» INSTRUCTION
Determine the number of lines containing the word "this", and state that figure alone.

Entries with figure data:
= = = = =
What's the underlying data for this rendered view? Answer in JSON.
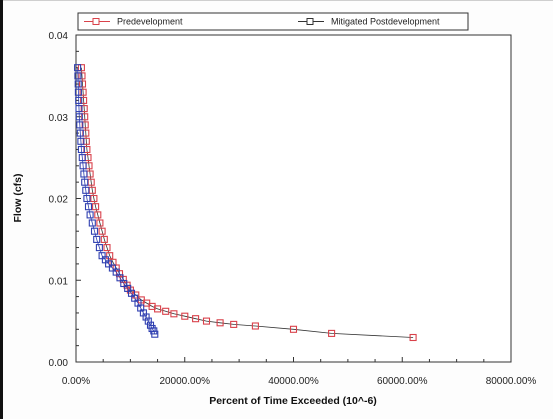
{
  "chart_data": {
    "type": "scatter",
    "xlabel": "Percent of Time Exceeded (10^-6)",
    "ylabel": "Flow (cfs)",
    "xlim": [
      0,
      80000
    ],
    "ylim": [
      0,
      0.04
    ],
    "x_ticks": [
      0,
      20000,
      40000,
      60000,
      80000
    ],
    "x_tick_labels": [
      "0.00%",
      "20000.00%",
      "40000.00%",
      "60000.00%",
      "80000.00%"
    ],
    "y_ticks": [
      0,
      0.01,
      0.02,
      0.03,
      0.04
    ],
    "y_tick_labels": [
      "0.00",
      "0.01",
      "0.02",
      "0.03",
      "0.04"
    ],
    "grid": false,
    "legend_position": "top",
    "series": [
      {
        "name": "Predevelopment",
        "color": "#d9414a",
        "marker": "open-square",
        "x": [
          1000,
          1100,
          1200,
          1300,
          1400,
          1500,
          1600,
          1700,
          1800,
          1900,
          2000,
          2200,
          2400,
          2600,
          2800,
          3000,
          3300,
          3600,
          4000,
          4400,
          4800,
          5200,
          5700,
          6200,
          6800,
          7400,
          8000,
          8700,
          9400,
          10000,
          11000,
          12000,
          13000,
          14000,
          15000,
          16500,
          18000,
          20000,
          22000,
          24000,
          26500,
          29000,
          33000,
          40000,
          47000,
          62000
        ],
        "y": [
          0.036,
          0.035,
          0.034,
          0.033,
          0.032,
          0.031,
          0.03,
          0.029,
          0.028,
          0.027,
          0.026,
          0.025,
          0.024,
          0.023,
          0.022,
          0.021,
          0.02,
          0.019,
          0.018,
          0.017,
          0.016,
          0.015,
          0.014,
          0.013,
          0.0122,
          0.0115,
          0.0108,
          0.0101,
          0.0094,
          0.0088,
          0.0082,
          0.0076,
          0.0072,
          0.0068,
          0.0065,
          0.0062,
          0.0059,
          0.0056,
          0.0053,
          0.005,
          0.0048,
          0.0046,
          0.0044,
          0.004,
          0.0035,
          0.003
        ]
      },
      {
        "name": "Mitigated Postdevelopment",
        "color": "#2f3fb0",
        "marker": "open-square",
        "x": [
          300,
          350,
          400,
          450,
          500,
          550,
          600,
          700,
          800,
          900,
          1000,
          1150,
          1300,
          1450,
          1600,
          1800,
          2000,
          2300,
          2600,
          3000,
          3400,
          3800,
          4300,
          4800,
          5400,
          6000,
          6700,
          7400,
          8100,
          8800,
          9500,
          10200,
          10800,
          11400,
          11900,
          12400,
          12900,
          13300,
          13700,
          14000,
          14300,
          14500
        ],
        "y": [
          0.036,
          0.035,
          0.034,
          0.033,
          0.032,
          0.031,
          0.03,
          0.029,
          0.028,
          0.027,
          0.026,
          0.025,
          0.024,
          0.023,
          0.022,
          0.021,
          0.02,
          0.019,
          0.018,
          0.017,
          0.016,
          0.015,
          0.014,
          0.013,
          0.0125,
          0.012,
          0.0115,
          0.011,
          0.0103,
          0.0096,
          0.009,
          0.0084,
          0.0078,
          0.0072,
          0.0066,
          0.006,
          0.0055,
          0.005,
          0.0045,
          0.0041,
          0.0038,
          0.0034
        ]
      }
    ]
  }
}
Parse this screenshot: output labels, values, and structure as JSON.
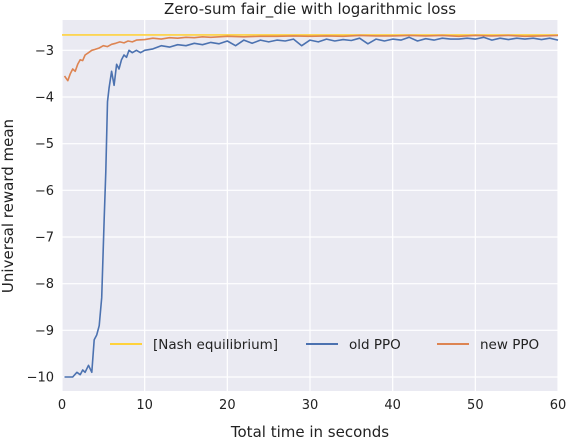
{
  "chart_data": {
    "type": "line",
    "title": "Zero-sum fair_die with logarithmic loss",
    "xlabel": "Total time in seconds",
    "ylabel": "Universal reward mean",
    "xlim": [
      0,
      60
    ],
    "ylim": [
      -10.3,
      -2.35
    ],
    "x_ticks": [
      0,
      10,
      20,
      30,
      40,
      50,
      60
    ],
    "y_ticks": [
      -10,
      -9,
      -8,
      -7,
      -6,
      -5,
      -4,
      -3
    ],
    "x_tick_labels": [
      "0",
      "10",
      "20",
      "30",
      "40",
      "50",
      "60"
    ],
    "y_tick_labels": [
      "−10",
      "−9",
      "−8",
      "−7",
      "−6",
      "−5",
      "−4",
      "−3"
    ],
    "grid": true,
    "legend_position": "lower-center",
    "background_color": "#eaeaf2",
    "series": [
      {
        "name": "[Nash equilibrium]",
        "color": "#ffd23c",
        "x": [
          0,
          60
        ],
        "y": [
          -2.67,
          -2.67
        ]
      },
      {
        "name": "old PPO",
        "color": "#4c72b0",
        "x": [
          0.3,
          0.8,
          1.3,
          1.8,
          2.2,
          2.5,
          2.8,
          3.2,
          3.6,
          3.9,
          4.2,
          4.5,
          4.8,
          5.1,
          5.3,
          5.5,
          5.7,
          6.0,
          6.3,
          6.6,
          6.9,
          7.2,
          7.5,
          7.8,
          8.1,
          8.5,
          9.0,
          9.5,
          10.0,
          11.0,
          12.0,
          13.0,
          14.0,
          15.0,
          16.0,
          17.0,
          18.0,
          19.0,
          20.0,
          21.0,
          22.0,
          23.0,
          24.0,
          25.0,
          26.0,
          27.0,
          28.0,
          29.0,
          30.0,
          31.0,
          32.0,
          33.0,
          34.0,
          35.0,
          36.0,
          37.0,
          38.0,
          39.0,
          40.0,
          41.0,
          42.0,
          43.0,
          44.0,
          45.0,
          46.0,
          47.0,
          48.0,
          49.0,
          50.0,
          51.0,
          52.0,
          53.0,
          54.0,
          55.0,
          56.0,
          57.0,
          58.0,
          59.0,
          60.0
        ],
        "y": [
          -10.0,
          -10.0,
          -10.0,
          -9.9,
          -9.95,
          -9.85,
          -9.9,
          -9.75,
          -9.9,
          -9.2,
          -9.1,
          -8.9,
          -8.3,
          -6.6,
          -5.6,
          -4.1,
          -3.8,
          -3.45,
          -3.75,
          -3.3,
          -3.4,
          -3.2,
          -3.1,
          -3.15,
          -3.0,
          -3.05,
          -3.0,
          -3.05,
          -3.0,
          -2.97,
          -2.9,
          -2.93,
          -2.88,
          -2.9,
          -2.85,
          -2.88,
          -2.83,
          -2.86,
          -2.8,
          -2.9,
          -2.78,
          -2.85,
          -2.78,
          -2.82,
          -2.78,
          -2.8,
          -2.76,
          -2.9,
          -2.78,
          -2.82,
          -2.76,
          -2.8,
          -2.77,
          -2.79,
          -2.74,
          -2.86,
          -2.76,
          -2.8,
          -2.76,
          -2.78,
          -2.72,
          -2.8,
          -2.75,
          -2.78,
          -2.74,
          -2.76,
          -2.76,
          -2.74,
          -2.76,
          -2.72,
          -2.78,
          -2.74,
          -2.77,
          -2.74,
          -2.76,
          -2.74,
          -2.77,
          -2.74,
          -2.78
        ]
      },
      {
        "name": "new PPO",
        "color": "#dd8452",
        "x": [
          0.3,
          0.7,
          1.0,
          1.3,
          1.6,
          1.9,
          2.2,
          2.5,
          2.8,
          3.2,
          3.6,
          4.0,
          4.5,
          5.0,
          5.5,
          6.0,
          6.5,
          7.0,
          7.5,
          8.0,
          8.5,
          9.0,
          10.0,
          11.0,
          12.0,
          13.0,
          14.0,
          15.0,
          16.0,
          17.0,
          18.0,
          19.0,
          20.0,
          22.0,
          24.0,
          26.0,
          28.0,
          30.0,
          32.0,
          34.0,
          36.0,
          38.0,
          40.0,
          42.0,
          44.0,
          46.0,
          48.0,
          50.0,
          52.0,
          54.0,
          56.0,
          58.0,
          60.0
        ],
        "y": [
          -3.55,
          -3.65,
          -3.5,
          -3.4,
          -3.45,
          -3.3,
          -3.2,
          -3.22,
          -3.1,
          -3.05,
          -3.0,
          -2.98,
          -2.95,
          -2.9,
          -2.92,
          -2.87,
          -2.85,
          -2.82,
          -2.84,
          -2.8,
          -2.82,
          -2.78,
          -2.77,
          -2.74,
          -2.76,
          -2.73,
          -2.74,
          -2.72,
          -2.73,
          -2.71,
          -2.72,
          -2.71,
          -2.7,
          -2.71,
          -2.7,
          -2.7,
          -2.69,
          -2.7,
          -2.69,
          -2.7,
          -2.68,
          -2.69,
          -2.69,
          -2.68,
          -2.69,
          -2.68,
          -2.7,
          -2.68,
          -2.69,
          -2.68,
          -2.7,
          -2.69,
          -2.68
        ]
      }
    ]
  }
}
= = = = =
» CORRECT OUTPUT
2